Lecture 22 - Architecture-Aware Computing


Agenda

Announcements

Architecture-Aware Computing

Heterogeneous Processor Speeds

We discussed this last week. Here is an example of a simple computation that was modified to run more efficiently when running on a combination of the "fast" and "slow" nodes of the bullpen cluster.

The problem is a three-dimensional cellular automata simulator. We have seen at least two-dimensional analogs of this earlier in the semester. In this case, the program computes the value of each cell in the next generation based on a rule that combines its current value and the values of its neighbors. The neighborhood can be defined by the 6 neighbors that differ in one dimension, the 18 neighbors that differ in one or two dimensions, or the 26 neighbors that differ in one, two, or three dimensions.

The computation is broken up, much like our earlier two-dimensional examples, by slices. However, in this case, the slices are two-dimensional. At each stage, each process must exchange the boundary cell values with its neighbors.

initialize
while (more iterations)

Given task 1:
Could you print the lecture notes word for word, starting at "The computation is" and ending at "while (more iterations)"?

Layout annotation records
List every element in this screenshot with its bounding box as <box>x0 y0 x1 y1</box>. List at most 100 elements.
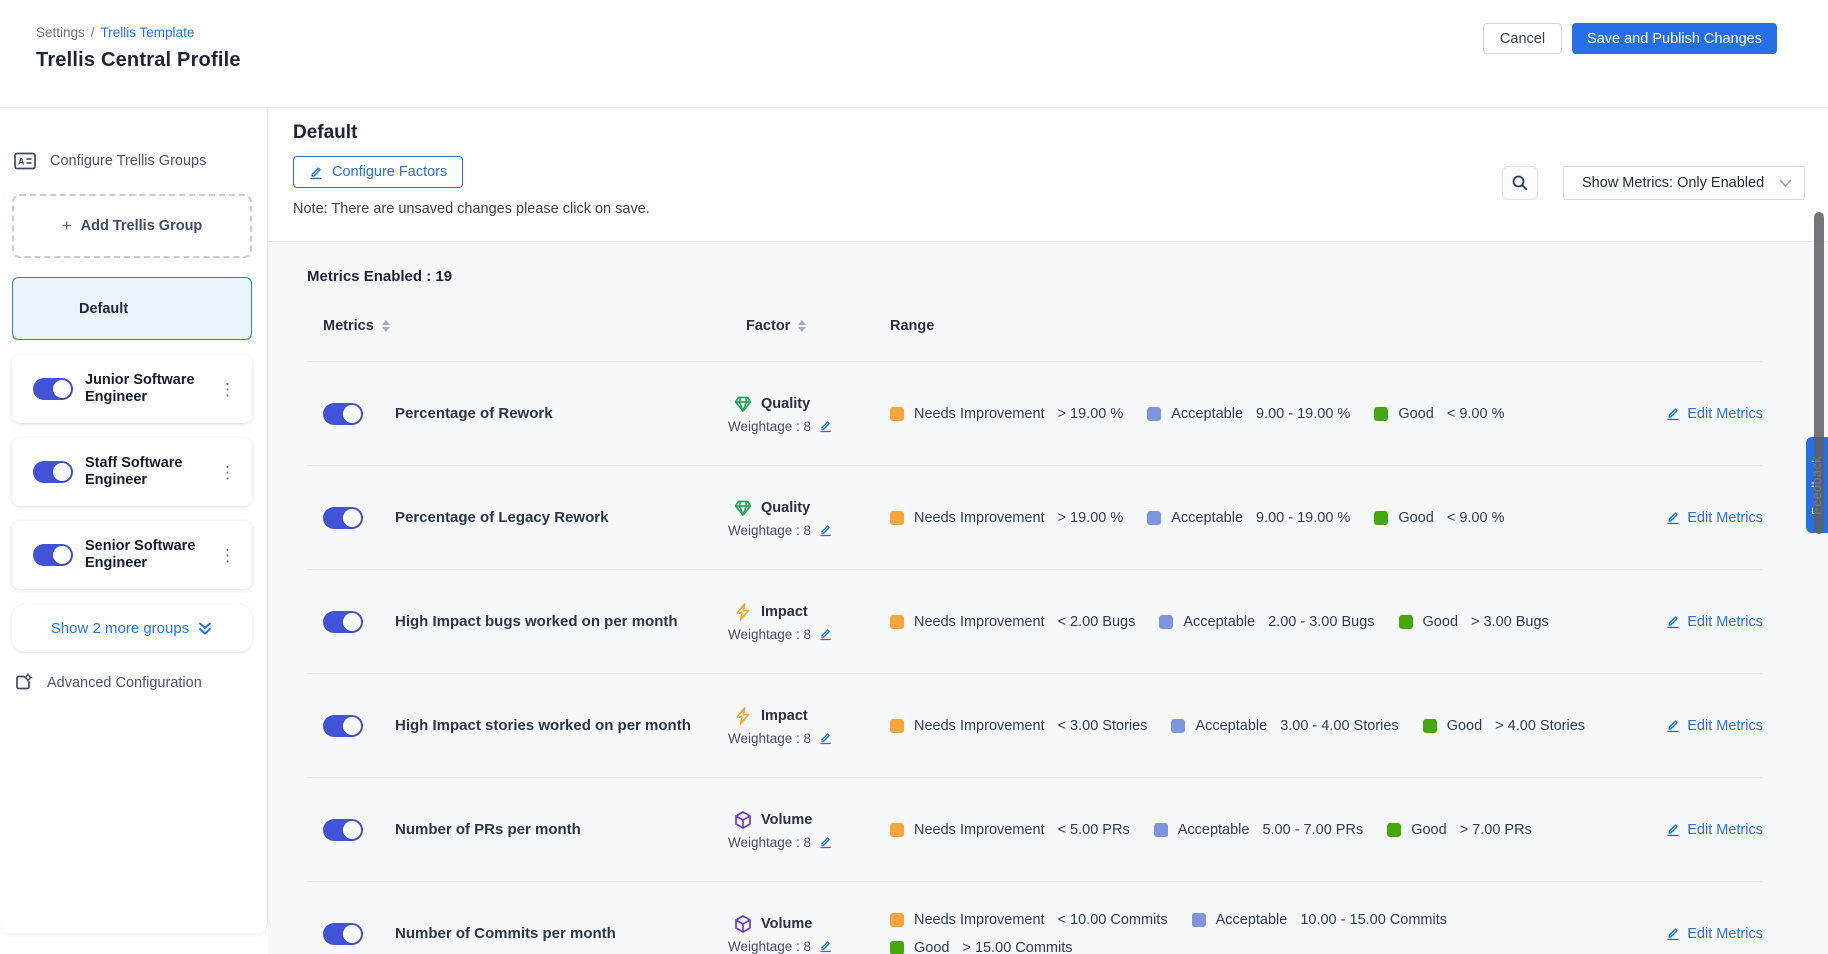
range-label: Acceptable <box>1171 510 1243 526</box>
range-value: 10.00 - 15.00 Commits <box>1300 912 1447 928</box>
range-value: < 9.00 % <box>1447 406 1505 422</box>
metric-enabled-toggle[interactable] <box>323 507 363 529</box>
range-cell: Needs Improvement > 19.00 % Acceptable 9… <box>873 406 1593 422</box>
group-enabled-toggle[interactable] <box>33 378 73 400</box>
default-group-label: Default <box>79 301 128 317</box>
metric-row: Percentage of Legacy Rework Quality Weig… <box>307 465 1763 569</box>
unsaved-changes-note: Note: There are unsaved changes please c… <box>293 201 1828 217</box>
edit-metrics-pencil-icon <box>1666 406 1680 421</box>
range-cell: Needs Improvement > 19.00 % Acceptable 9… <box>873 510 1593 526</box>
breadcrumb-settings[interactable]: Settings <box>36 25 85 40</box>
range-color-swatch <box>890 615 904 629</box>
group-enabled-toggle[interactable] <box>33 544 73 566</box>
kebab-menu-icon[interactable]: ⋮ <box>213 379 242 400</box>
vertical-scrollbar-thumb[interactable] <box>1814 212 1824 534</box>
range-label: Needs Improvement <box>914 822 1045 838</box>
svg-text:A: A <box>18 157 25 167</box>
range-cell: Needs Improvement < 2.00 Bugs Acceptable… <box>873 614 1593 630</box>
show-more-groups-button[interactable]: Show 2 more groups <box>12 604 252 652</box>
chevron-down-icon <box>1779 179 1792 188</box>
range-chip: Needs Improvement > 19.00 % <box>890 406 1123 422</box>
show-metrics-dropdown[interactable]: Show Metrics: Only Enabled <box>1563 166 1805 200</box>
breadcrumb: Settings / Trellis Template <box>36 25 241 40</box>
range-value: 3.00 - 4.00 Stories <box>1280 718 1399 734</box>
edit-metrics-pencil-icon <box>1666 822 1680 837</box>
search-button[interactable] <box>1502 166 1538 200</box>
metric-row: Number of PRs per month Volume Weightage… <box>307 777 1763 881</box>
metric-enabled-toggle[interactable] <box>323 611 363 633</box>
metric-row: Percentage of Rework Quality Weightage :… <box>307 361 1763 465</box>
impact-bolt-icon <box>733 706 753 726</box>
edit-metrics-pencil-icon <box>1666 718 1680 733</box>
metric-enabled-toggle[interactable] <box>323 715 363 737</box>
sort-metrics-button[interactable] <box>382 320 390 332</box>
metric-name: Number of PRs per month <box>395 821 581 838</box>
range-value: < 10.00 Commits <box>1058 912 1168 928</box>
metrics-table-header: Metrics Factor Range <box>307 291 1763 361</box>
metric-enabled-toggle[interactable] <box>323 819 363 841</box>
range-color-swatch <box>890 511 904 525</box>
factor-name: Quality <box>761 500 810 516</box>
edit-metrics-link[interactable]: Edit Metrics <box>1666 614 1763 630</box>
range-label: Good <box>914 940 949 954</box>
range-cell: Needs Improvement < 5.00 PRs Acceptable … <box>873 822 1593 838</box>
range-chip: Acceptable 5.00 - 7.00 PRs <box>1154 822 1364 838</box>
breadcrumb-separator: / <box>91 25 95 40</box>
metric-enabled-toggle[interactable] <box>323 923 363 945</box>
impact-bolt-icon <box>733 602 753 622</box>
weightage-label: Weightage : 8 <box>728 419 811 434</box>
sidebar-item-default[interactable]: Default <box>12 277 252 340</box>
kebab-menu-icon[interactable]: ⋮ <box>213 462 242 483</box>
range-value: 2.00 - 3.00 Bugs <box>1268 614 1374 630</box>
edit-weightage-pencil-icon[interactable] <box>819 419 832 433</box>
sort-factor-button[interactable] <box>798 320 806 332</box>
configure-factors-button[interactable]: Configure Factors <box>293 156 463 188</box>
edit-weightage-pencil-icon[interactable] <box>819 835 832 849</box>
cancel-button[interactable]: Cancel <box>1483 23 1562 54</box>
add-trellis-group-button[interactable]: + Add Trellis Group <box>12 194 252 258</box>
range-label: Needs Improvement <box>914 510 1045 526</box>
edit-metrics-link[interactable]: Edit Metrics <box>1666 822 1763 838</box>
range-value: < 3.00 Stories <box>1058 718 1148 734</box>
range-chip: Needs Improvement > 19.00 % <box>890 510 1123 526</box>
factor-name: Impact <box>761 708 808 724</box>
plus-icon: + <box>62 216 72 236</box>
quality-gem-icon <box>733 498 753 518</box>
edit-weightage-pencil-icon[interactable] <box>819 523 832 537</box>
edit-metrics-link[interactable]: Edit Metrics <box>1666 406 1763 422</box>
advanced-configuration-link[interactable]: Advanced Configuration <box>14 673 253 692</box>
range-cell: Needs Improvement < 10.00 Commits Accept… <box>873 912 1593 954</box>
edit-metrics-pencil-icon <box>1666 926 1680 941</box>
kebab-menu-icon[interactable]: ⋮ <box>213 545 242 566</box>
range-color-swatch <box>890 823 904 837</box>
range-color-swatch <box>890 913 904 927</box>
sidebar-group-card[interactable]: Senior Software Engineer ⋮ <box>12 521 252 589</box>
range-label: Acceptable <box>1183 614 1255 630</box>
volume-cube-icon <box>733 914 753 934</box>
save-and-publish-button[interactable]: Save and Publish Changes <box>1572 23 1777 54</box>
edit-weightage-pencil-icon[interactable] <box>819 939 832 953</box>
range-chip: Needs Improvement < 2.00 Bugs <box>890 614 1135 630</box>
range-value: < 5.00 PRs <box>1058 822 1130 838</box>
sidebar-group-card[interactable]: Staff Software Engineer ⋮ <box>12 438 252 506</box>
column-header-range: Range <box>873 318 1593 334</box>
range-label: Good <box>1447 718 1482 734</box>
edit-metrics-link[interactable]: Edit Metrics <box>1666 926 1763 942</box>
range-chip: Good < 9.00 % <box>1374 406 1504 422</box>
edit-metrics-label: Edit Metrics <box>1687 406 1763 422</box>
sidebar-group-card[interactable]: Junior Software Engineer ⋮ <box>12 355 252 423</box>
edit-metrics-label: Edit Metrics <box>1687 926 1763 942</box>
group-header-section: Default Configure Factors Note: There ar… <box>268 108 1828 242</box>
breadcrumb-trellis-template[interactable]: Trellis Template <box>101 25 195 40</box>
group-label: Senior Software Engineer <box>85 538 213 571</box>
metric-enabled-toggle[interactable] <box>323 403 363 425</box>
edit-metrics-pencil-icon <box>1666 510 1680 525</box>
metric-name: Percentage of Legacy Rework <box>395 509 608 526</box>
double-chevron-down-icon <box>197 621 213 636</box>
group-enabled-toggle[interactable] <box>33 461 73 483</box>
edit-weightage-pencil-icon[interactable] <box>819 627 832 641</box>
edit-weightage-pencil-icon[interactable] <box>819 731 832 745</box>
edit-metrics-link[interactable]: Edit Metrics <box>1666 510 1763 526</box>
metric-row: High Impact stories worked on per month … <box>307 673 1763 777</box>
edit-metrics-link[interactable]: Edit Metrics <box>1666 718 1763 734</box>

* * *

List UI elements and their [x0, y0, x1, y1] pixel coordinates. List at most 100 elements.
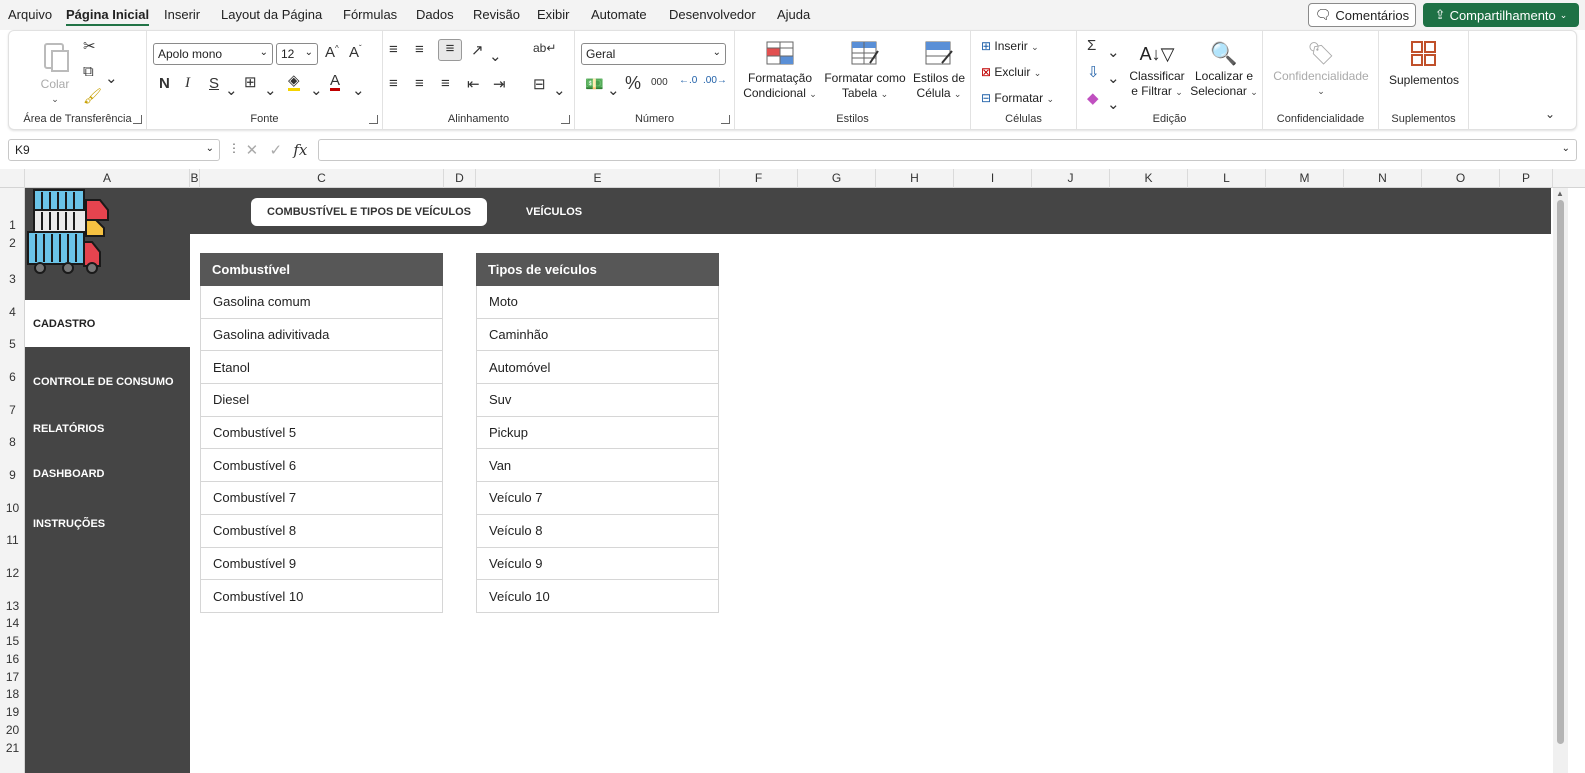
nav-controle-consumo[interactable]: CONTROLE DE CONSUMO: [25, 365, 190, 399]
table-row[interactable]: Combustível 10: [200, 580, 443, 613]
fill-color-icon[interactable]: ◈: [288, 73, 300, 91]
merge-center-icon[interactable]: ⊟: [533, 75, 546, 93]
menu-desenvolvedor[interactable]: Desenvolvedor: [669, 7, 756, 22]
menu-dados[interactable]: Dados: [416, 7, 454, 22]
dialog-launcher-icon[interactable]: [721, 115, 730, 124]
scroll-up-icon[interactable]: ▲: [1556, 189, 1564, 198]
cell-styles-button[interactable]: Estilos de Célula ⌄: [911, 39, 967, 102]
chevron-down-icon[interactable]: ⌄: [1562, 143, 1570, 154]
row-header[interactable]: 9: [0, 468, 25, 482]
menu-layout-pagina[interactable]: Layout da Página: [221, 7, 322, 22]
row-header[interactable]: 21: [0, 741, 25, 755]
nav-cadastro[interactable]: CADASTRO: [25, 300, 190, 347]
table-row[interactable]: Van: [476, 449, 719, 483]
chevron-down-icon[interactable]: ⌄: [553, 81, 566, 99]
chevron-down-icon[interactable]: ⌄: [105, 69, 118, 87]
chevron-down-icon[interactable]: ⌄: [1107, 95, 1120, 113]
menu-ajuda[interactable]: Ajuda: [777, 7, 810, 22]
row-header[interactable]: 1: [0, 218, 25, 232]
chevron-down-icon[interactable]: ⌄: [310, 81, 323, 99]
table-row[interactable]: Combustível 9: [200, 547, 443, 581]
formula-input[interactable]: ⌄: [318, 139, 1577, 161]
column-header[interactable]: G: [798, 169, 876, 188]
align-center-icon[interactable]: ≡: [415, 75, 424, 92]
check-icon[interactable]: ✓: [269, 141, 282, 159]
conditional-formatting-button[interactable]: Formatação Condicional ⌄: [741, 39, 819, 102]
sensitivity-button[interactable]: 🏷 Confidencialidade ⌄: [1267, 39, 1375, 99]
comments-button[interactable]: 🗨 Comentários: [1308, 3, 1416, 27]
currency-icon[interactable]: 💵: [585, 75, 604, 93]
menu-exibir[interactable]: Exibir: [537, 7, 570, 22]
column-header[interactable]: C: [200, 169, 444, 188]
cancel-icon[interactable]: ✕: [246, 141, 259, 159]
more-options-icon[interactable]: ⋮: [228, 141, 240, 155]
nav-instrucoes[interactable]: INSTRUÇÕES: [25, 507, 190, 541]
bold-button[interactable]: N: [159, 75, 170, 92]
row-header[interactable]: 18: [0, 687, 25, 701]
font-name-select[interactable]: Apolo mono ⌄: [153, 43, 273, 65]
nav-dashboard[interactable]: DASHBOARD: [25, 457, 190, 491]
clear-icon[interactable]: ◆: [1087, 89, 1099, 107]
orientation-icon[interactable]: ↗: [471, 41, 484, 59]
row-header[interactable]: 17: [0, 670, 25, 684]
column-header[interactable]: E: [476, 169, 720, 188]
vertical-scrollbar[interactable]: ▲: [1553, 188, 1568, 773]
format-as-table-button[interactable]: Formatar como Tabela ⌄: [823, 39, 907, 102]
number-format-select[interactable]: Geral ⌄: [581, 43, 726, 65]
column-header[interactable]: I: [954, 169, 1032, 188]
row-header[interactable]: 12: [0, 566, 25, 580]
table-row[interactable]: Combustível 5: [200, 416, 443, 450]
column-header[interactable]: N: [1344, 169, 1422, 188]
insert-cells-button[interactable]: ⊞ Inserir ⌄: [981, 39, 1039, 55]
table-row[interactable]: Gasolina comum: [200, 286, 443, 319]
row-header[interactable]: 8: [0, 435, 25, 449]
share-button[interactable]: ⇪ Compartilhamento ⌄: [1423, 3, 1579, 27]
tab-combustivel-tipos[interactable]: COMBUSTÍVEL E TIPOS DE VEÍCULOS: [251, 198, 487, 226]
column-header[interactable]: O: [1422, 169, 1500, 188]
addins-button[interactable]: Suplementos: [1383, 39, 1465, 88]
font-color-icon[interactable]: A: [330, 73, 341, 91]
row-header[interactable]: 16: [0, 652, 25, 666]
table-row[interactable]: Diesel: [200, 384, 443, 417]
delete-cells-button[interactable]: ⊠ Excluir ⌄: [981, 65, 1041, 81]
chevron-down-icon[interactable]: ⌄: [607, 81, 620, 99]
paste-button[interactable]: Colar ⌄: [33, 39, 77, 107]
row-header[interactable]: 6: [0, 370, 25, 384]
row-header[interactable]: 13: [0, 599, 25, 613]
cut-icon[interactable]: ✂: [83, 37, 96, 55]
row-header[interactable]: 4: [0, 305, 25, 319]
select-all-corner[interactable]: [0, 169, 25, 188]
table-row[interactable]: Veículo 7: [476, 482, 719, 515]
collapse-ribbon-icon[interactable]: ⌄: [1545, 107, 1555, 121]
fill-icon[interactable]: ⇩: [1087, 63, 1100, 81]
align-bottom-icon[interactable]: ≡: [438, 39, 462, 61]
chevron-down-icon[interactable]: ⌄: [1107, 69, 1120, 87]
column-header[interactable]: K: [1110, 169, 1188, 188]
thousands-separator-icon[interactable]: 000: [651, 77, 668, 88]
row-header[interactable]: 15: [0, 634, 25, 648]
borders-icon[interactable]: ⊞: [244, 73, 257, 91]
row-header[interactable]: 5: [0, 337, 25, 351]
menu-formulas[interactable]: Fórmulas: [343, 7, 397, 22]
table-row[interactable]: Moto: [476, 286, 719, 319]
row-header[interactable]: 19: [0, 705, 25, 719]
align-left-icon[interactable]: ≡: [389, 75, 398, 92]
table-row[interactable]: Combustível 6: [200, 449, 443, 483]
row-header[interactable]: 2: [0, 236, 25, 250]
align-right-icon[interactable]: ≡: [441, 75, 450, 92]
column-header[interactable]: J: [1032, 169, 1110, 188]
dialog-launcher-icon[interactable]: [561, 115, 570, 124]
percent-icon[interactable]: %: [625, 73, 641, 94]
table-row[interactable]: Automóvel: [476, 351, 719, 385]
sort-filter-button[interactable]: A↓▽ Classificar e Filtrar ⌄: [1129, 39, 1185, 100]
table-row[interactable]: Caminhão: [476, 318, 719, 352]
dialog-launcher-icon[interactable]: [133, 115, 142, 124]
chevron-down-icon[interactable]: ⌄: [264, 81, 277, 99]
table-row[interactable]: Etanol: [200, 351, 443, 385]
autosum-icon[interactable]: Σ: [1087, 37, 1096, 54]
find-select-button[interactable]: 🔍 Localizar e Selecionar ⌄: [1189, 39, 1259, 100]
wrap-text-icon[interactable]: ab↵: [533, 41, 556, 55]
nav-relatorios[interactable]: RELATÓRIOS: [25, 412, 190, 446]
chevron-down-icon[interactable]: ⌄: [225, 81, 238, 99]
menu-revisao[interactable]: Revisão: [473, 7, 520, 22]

Given task 2:
Can you turn the lines of the records, starting at the line containing "range-label: Acceptable <box>1171" and ending at the line containing "406 1593 422</box>", into a Markdown table with the columns Row and Entry, leaving out any blank lines?

Output 1:
The computation is broken up, much like our earlier two-dimensional examples, by slices. However, in this case, the slices are two-dimensional. At each stage, each process must exchange the boundary cell values with its neighbors.

initialize
while (more iterations)

Output 2:
| Row | Entry |
|---|---|
| 1 | range-label: Acceptable <box>1171 510 1243 526</box> |
| 2 | range-value: 10.00 - 15.00 Commits <box>1300 912 1447 928</box> |
| 3 | range-value: < 9.00 % <box>1447 406 1505 422</box> |
| 4 | metric-enabled-toggle[interactable] <box>323 507 363 529</box> |
| 5 | range-cell: Needs Improvement > 19.00 % Acceptable 9… <box>873 406 1593 422</box> |